▸ RECORDS
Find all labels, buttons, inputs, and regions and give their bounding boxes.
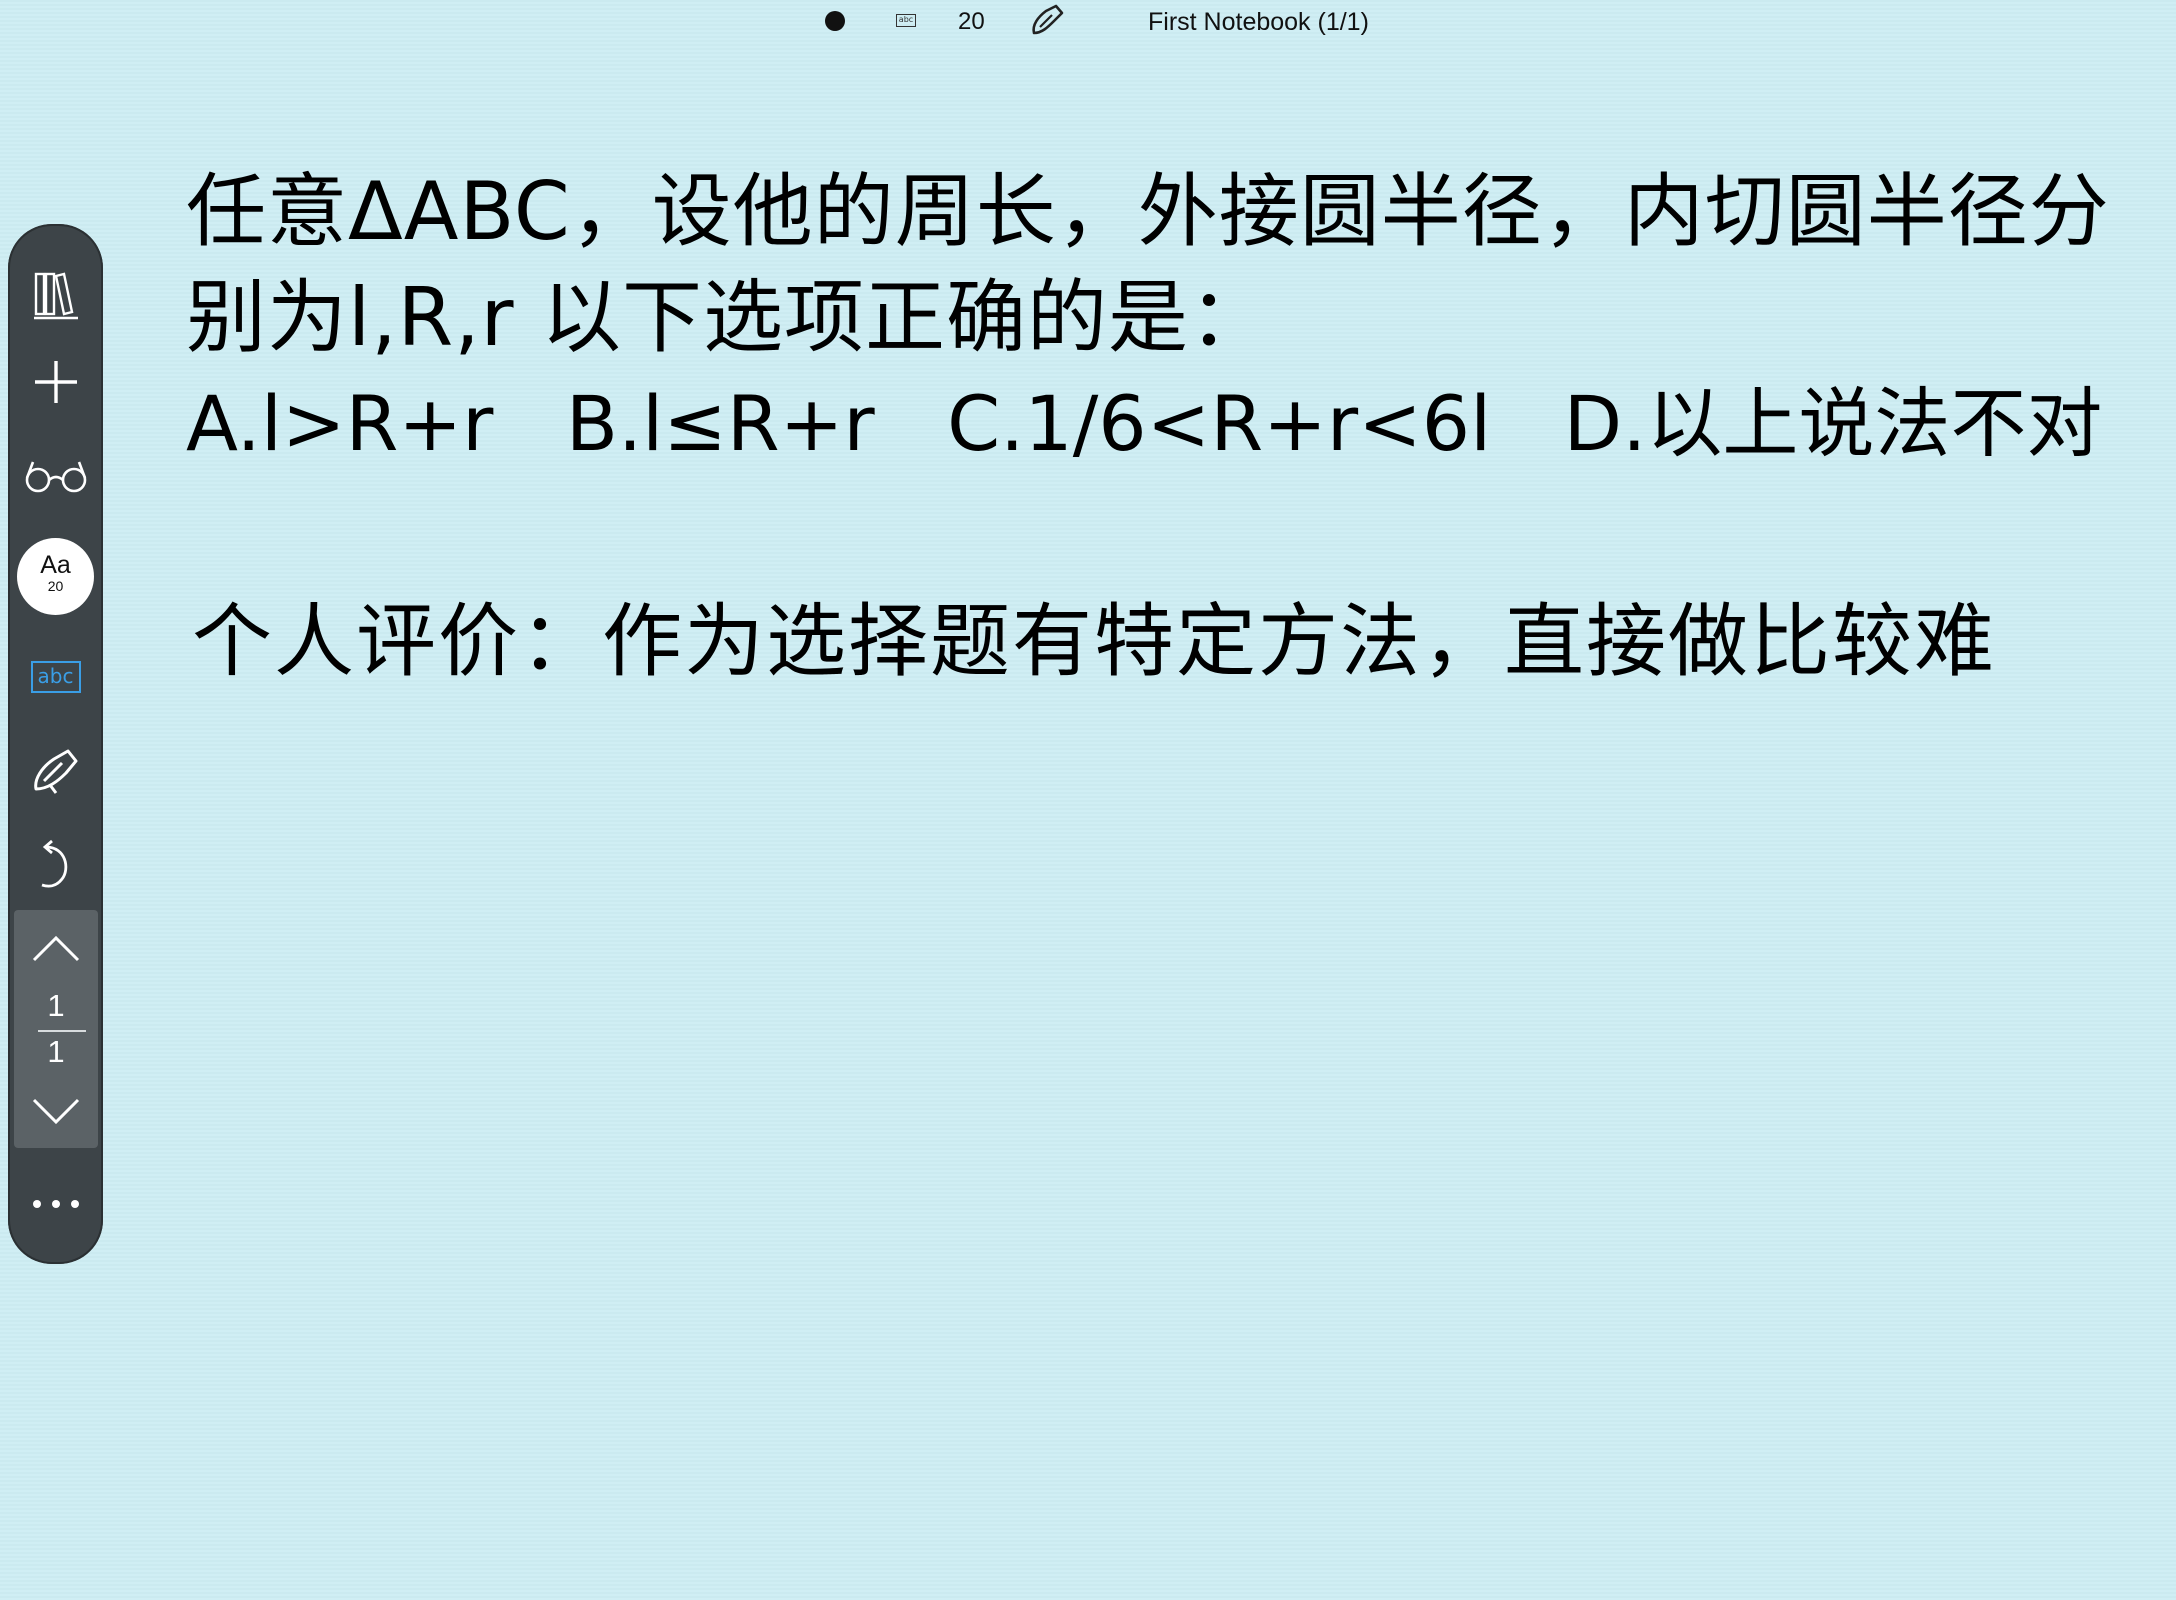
---
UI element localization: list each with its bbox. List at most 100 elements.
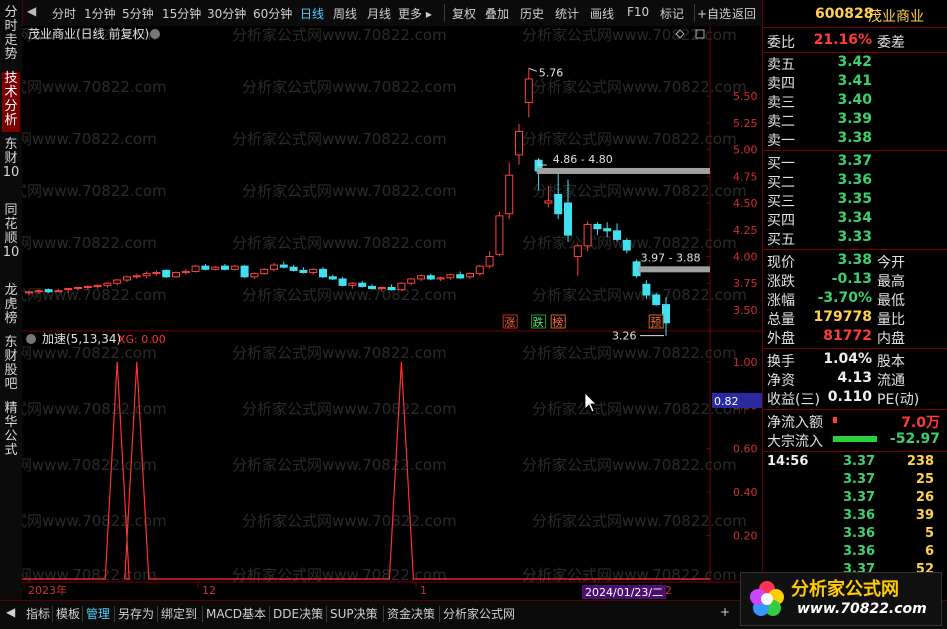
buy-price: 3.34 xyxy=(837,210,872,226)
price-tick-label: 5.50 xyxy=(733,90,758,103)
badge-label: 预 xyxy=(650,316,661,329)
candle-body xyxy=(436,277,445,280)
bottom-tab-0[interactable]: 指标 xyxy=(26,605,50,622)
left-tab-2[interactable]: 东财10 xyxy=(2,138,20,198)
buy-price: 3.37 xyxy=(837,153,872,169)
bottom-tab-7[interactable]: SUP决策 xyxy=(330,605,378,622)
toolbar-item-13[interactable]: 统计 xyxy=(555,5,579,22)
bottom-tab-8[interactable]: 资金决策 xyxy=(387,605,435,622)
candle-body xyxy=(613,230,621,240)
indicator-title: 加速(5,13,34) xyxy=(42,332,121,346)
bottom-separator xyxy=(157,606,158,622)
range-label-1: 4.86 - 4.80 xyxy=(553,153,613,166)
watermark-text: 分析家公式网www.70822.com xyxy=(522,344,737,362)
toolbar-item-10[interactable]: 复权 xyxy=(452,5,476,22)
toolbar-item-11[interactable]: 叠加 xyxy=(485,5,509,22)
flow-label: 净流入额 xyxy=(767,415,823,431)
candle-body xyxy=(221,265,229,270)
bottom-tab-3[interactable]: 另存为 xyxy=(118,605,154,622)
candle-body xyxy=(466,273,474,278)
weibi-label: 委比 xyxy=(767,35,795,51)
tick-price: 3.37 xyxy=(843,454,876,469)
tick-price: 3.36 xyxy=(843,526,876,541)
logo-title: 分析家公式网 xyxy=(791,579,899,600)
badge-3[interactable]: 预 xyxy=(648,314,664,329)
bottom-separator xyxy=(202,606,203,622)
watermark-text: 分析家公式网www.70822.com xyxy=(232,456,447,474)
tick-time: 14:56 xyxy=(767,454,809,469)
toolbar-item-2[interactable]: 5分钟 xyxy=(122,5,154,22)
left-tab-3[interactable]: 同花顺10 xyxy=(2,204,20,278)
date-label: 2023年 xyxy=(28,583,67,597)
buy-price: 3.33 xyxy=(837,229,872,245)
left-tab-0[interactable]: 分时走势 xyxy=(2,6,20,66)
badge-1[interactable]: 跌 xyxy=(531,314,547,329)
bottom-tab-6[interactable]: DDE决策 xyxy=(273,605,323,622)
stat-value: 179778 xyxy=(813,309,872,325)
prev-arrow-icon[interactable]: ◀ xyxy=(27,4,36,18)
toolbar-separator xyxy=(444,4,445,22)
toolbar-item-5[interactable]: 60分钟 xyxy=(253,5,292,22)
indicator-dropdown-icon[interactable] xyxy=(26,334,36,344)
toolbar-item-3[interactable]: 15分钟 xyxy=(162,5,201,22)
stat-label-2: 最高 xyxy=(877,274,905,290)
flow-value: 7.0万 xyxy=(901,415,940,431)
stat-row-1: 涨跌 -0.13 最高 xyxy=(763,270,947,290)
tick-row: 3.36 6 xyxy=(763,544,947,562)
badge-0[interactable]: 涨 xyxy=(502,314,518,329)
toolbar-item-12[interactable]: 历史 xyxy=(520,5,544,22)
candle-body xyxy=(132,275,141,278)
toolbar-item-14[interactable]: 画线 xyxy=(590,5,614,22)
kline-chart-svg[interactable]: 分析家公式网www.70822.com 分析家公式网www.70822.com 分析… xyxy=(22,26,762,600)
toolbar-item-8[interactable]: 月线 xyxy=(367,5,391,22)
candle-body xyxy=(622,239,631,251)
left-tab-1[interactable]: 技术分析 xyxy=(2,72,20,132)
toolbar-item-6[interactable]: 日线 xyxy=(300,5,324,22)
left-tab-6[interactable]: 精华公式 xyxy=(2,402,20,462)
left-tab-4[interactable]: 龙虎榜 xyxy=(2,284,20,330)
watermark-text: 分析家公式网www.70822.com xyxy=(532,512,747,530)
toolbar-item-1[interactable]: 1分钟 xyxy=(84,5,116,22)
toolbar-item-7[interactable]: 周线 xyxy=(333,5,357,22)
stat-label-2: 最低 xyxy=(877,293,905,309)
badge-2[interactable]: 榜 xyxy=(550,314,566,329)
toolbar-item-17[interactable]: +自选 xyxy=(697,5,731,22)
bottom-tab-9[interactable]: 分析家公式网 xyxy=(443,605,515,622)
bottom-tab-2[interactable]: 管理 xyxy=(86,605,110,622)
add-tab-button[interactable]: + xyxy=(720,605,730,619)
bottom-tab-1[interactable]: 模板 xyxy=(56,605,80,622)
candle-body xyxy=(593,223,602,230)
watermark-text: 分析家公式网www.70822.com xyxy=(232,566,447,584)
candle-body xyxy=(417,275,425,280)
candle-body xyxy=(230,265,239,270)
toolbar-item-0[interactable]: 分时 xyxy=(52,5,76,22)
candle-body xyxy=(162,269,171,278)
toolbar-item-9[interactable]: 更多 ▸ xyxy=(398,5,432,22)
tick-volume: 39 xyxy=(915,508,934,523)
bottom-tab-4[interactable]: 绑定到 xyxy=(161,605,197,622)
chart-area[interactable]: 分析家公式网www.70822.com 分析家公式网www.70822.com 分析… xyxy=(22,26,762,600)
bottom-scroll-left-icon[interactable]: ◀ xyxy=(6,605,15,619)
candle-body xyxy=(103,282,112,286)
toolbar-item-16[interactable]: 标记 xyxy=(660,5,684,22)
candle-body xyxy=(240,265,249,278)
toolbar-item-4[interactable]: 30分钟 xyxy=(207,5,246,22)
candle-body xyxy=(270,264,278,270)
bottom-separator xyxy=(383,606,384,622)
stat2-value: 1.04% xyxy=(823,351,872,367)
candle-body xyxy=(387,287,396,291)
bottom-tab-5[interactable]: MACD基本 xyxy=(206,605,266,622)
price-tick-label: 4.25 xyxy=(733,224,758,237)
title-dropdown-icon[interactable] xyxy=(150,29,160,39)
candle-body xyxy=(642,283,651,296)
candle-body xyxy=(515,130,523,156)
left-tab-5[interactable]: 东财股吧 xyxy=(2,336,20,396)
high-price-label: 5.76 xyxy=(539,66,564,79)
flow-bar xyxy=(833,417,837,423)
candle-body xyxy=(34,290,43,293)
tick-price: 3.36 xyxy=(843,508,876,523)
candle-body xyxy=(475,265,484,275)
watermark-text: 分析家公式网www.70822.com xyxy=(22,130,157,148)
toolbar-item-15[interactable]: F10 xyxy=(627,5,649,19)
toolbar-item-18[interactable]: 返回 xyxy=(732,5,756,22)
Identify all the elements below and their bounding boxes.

▸ PROBLEM TO WORK ON
Print every line of the material from the line containing "UI element localization: list" through the line containing "flow-label: 净流入额 xyxy=(767,415,823,431)", both of those lines included, reproducing each one without change. Leave the pictures out of your answer.

▸ WORKED SOLUTION
UI element localization: list each with its bbox. List at most 100 elements.
buy-price: 3.34 xyxy=(837,210,872,226)
price-tick-label: 5.50 xyxy=(733,90,758,103)
badge-label: 预 xyxy=(650,316,661,329)
candle-body xyxy=(436,277,445,280)
bottom-tab-0[interactable]: 指标 xyxy=(26,605,50,622)
left-tab-2[interactable]: 东财10 xyxy=(2,138,20,198)
buy-price: 3.37 xyxy=(837,153,872,169)
bottom-tab-7[interactable]: SUP决策 xyxy=(330,605,378,622)
toolbar-item-13[interactable]: 统计 xyxy=(555,5,579,22)
bottom-tab-8[interactable]: 资金决策 xyxy=(387,605,435,622)
candle-body xyxy=(613,230,621,240)
indicator-title: 加速(5,13,34) xyxy=(42,332,121,346)
bottom-separator xyxy=(157,606,158,622)
range-label-1: 4.86 - 4.80 xyxy=(553,153,613,166)
watermark-text: 分析家公式网www.70822.com xyxy=(522,344,737,362)
toolbar-item-10[interactable]: 复权 xyxy=(452,5,476,22)
toolbar-item-11[interactable]: 叠加 xyxy=(485,5,509,22)
flow-label: 净流入额 xyxy=(767,415,823,431)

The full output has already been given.